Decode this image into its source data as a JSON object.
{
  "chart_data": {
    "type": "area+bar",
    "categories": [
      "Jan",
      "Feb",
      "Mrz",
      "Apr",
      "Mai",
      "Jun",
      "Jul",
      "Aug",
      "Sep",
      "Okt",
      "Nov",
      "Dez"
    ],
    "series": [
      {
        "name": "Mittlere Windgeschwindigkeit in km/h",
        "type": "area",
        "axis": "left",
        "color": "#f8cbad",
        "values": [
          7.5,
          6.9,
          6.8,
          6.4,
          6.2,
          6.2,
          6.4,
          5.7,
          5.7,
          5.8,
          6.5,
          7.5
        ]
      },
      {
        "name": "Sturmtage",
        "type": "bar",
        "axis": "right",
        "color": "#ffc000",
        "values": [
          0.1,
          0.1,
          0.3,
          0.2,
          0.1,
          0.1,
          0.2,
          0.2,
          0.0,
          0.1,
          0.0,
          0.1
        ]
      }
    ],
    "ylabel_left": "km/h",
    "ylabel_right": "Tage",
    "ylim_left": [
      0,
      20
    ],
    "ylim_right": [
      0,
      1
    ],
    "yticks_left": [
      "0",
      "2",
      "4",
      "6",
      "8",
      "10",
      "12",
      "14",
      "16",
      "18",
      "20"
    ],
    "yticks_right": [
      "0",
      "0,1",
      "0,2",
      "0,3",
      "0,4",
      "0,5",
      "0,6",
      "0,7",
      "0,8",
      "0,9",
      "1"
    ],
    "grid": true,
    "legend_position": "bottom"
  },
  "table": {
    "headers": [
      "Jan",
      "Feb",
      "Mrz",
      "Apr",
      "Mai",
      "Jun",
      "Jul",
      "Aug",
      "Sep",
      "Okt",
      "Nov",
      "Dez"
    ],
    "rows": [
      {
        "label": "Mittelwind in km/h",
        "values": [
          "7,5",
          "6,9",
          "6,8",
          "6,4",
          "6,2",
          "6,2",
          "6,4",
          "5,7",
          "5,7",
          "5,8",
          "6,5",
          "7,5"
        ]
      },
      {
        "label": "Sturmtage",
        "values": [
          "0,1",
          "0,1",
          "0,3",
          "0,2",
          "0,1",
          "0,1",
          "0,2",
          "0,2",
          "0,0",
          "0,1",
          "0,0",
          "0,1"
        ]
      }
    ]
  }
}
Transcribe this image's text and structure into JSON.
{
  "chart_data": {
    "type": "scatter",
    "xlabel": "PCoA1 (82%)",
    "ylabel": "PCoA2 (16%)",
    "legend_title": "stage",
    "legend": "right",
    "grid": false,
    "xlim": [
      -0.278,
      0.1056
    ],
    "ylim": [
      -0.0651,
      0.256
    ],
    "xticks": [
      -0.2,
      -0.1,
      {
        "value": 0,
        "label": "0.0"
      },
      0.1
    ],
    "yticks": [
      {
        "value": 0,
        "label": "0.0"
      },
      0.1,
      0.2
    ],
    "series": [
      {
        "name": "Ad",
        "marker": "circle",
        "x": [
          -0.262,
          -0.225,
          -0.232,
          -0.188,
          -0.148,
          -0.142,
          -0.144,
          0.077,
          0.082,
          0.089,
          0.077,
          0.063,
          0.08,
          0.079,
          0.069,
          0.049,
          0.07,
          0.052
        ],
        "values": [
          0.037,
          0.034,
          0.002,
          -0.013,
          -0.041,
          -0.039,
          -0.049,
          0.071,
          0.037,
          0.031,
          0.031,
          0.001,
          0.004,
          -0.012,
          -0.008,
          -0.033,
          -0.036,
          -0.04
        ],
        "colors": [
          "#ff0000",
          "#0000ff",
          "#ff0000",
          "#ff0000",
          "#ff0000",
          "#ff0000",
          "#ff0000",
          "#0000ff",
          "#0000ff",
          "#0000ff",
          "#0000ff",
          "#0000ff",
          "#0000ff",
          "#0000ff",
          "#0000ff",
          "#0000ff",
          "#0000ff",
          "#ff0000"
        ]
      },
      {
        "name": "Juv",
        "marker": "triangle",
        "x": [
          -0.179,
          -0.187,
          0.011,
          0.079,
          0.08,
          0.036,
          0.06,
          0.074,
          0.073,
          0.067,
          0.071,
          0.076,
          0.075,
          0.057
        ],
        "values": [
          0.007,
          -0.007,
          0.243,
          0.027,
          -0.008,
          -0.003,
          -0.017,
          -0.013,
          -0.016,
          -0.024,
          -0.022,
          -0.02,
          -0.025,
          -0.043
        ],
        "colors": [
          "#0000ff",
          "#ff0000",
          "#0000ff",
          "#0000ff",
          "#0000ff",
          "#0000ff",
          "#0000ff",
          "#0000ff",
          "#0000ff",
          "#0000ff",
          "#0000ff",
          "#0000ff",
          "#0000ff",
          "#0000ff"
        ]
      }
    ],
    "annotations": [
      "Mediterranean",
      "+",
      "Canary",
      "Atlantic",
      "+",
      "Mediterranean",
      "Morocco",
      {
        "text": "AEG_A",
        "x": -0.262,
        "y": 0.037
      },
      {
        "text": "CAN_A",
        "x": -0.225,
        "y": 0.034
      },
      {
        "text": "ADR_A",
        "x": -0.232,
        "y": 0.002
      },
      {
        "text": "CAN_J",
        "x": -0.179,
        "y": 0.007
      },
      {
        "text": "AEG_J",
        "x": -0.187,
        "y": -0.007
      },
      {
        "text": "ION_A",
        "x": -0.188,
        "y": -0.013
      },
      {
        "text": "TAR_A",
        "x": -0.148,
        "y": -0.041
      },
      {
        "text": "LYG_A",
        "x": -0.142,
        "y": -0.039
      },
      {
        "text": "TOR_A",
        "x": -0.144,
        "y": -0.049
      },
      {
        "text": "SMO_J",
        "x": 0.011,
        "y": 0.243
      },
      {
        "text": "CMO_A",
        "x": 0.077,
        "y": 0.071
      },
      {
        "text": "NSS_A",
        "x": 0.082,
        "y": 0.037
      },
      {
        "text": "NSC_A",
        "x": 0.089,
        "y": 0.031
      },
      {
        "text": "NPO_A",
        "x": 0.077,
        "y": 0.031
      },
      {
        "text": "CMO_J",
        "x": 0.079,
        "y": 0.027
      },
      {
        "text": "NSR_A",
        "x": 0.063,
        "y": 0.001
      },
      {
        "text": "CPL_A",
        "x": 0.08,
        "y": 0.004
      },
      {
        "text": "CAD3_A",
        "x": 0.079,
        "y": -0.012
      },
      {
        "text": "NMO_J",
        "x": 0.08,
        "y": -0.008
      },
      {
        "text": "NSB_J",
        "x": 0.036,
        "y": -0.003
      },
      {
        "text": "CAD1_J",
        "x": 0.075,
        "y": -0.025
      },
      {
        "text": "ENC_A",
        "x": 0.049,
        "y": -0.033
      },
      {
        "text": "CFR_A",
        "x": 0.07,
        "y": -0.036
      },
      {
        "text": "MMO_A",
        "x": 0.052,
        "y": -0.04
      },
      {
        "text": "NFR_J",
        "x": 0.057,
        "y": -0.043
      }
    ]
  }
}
* * *
### WRITTEN EXERCISE
Send back every record, precisely as written.

### EXERCISE ANSWER
Decode this image into its source data as a JSON object.
{
  "chart_data": {
    "type": "area+bar",
    "categories": [
      "Jan",
      "Feb",
      "Mrz",
      "Apr",
      "Mai",
      "Jun",
      "Jul",
      "Aug",
      "Sep",
      "Okt",
      "Nov",
      "Dez"
    ],
    "series": [
      {
        "name": "Mittlere Windgeschwindigkeit in km/h",
        "type": "area",
        "axis": "left",
        "color": "#f8cbad",
        "values": [
          7.5,
          6.9,
          6.8,
          6.4,
          6.2,
          6.2,
          6.4,
          5.7,
          5.7,
          5.8,
          6.5,
          7.5
        ]
      },
      {
        "name": "Sturmtage",
        "type": "bar",
        "axis": "right",
        "color": "#ffc000",
        "values": [
          0.1,
          0.1,
          0.3,
          0.2,
          0.1,
          0.1,
          0.2,
          0.2,
          0.0,
          0.1,
          0.0,
          0.1
        ]
      }
    ],
    "ylabel_left": "km/h",
    "ylabel_right": "Tage",
    "ylim_left": [
      0,
      20
    ],
    "ylim_right": [
      0,
      1
    ],
    "yticks_left": [
      "0",
      "2",
      "4",
      "6",
      "8",
      "10",
      "12",
      "14",
      "16",
      "18",
      "20"
    ],
    "yticks_right": [
      "0",
      "0,1",
      "0,2",
      "0,3",
      "0,4",
      "0,5",
      "0,6",
      "0,7",
      "0,8",
      "0,9",
      "1"
    ],
    "grid": true,
    "legend_position": "bottom"
  },
  "table": {
    "headers": [
      "Jan",
      "Feb",
      "Mrz",
      "Apr",
      "Mai",
      "Jun",
      "Jul",
      "Aug",
      "Sep",
      "Okt",
      "Nov",
      "Dez"
    ],
    "rows": [
      {
        "label": "Mittelwind in km/h",
        "values": [
          "7,5",
          "6,9",
          "6,8",
          "6,4",
          "6,2",
          "6,2",
          "6,4",
          "5,7",
          "5,7",
          "5,8",
          "6,5",
          "7,5"
        ]
      },
      {
        "label": "Sturmtage",
        "values": [
          "0,1",
          "0,1",
          "0,3",
          "0,2",
          "0,1",
          "0,1",
          "0,2",
          "0,2",
          "0,0",
          "0,1",
          "0,0",
          "0,1"
        ]
      }
    ]
  }
}
Transcribe this image's text and structure into JSON.
{
  "chart_data": {
    "type": "scatter",
    "xlabel": "PCoA1 (82%)",
    "ylabel": "PCoA2 (16%)",
    "legend_title": "stage",
    "legend": "right",
    "grid": false,
    "xlim": [
      -0.278,
      0.1056
    ],
    "ylim": [
      -0.0651,
      0.256
    ],
    "xticks": [
      -0.2,
      -0.1,
      {
        "value": 0,
        "label": "0.0"
      },
      0.1
    ],
    "yticks": [
      {
        "value": 0,
        "label": "0.0"
      },
      0.1,
      0.2
    ],
    "series": [
      {
        "name": "Ad",
        "marker": "circle",
        "x": [
          -0.262,
          -0.225,
          -0.232,
          -0.188,
          -0.148,
          -0.142,
          -0.144,
          0.077,
          0.082,
          0.089,
          0.077,
          0.063,
          0.08,
          0.079,
          0.069,
          0.049,
          0.07,
          0.052
        ],
        "values": [
          0.037,
          0.034,
          0.002,
          -0.013,
          -0.041,
          -0.039,
          -0.049,
          0.071,
          0.037,
          0.031,
          0.031,
          0.001,
          0.004,
          -0.012,
          -0.008,
          -0.033,
          -0.036,
          -0.04
        ],
        "colors": [
          "#ff0000",
          "#0000ff",
          "#ff0000",
          "#ff0000",
          "#ff0000",
          "#ff0000",
          "#ff0000",
          "#0000ff",
          "#0000ff",
          "#0000ff",
          "#0000ff",
          "#0000ff",
          "#0000ff",
          "#0000ff",
          "#0000ff",
          "#0000ff",
          "#0000ff",
          "#ff0000"
        ]
      },
      {
        "name": "Juv",
        "marker": "triangle",
        "x": [
          -0.179,
          -0.187,
          0.011,
          0.079,
          0.08,
          0.036,
          0.06,
          0.074,
          0.073,
          0.067,
          0.071,
          0.076,
          0.075,
          0.057
        ],
        "values": [
          0.007,
          -0.007,
          0.243,
          0.027,
          -0.008,
          -0.003,
          -0.017,
          -0.013,
          -0.016,
          -0.024,
          -0.022,
          -0.02,
          -0.025,
          -0.043
        ],
        "colors": [
          "#0000ff",
          "#ff0000",
          "#0000ff",
          "#0000ff",
          "#0000ff",
          "#0000ff",
          "#0000ff",
          "#0000ff",
          "#0000ff",
          "#0000ff",
          "#0000ff",
          "#0000ff",
          "#0000ff",
          "#0000ff"
        ]
      }
    ],
    "annotations": [
      "Mediterranean",
      "+",
      "Canary",
      "Atlantic",
      "+",
      "Mediterranean",
      "Morocco",
      {
        "text": "AEG_A",
        "x": -0.262,
        "y": 0.037
      },
      {
        "text": "CAN_A",
        "x": -0.225,
        "y": 0.034
      },
      {
        "text": "ADR_A",
        "x": -0.232,
        "y": 0.002
      },
      {
        "text": "CAN_J",
        "x": -0.179,
        "y": 0.007
      },
      {
        "text": "AEG_J",
        "x": -0.187,
        "y": -0.007
      },
      {
        "text": "ION_A",
        "x": -0.188,
        "y": -0.013
      },
      {
        "text": "TAR_A",
        "x": -0.148,
        "y": -0.041
      },
      {
        "text": "LYG_A",
        "x": -0.142,
        "y": -0.039
      },
      {
        "text": "TOR_A",
        "x": -0.144,
        "y": -0.049
      },
      {
        "text": "SMO_J",
        "x": 0.011,
        "y": 0.243
      },
      {
        "text": "CMO_A",
        "x": 0.077,
        "y": 0.071
      },
      {
        "text": "NSS_A",
        "x": 0.082,
        "y": 0.037
      },
      {
        "text": "NSC_A",
        "x": 0.089,
        "y": 0.031
      },
      {
        "text": "NPO_A",
        "x": 0.077,
        "y": 0.031
      },
      {
        "text": "CMO_J",
        "x": 0.079,
        "y": 0.027
      },
      {
        "text": "NSR_A",
        "x": 0.063,
        "y": 0.001
      },
      {
        "text": "CPL_A",
        "x": 0.08,
        "y": 0.004
      },
      {
        "text": "CAD3_A",
        "x": 0.079,
        "y": -0.012
      },
      {
        "text": "NMO_J",
        "x": 0.08,
        "y": -0.008
      },
      {
        "text": "NSB_J",
        "x": 0.036,
        "y": -0.003
      },
      {
        "text": "CAD1_J",
        "x": 0.075,
        "y": -0.025
      },
      {
        "text": "ENC_A",
        "x": 0.049,
        "y": -0.033
      },
      {
        "text": "CFR_A",
        "x": 0.07,
        "y": -0.036
      },
      {
        "text": "MMO_A",
        "x": 0.052,
        "y": -0.04
      },
      {
        "text": "NFR_J",
        "x": 0.057,
        "y": -0.043
      }
    ]
  }
}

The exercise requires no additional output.